▶ _Written request_:
Collect every line of the records below that contains the word "this".

>>>

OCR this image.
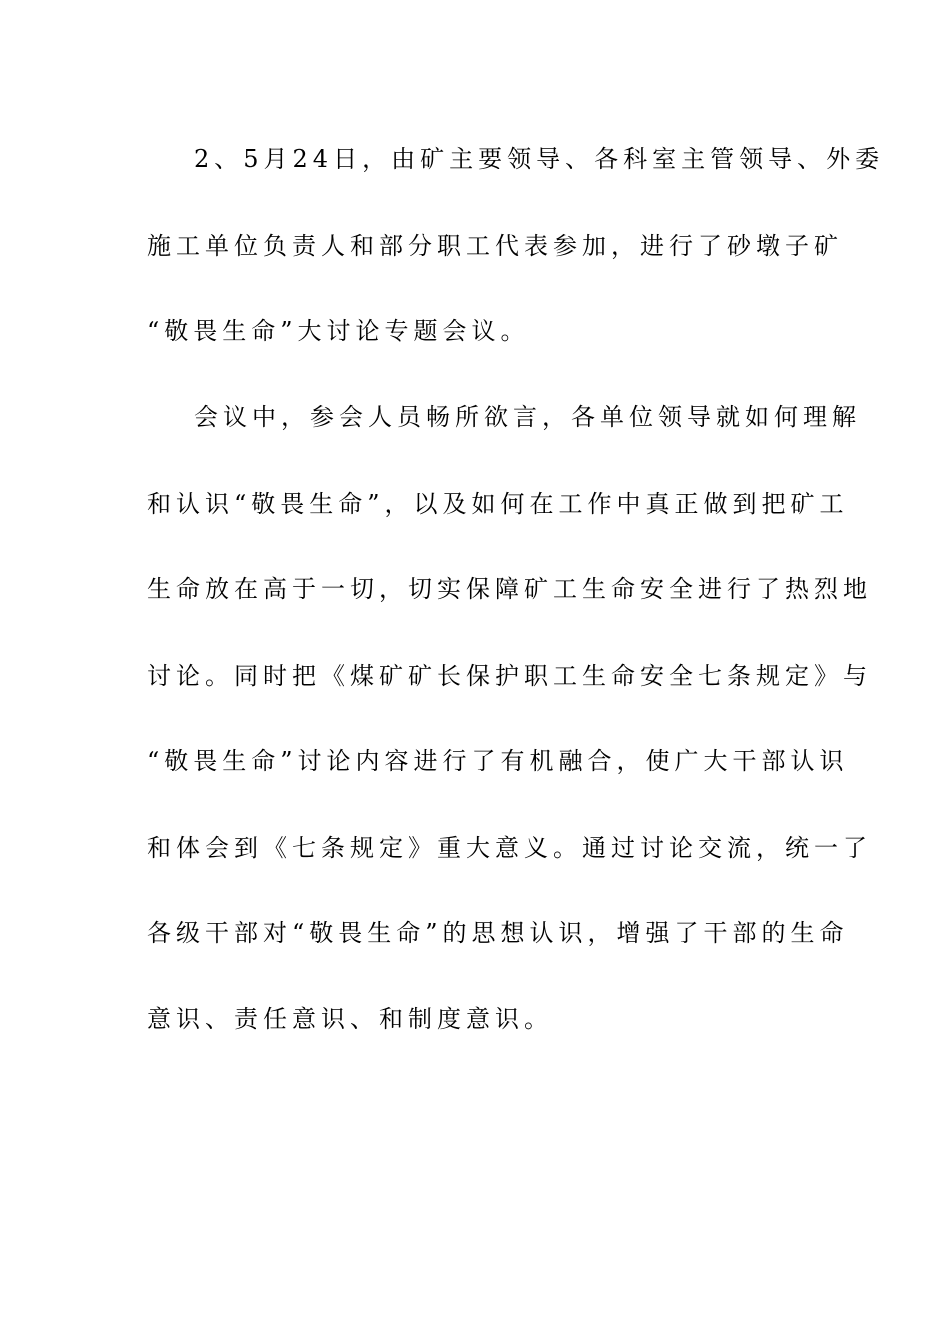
2、5月24日，由矿主要领导、各科室主管领导、外委
施工单位负责人和部分职工代表参加，进行了砂墩子矿
“敬畏生命”大讨论专题会议。
会议中，参会人员畅所欲言，各单位领导就如何理解
和认识“敬畏生命”，以及如何在工作中真正做到把矿工
生命放在高于一切，切实保障矿工生命安全进行了热烈地
讨论。同时把《煤矿矿长保护职工生命安全七条规定》与
“敬畏生命”讨论内容进行了有机融合，使广大干部认识
和体会到《七条规定》重大意义。通过讨论交流，统一了
各级干部对“敬畏生命”的思想认识，增强了干部的生命
意识、责任意识、和制度意识。
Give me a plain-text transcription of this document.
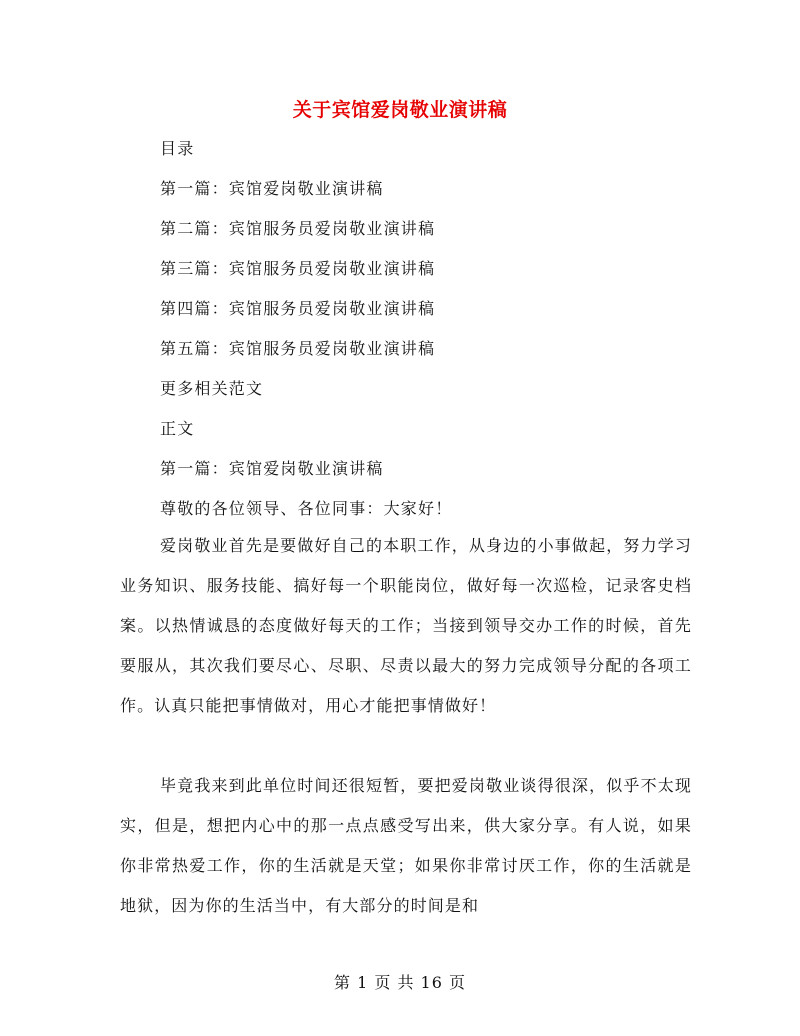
关于宾馆爱岗敬业演讲稿
目录
第一篇：宾馆爱岗敬业演讲稿
第二篇：宾馆服务员爱岗敬业演讲稿
第三篇：宾馆服务员爱岗敬业演讲稿
第四篇：宾馆服务员爱岗敬业演讲稿
第五篇：宾馆服务员爱岗敬业演讲稿
更多相关范文
正文
第一篇：宾馆爱岗敬业演讲稿
尊敬的各位领导、各位同事：大家好！
爱岗敬业首先是要做好自己的本职工作，从身边的小事做起，努力学习业务知识、服务技能、搞好每一个职能岗位，做好每一次巡检，记录客史档案。以热情诚恳的态度做好每天的工作；当接到领导交办工作的时候，首先要服从，其次我们要尽心、尽职、尽责以最大的努力完成领导分配的各项工作。认真只能把事情做对，用心才能把事情做好！
毕竟我来到此单位时间还很短暂，要把爱岗敬业谈得很深，似乎不太现实，但是，想把内心中的那一点点感受写出来，供大家分享。有人说，如果你非常热爱工作，你的生活就是天堂；如果你非常讨厌工作，你的生活就是地狱，因为你的生活当中，有大部分的时间是和
第 1 页 共 16 页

<<<

▶ _Output_:
OCR this image.
Give me a plain-text transcription of this document.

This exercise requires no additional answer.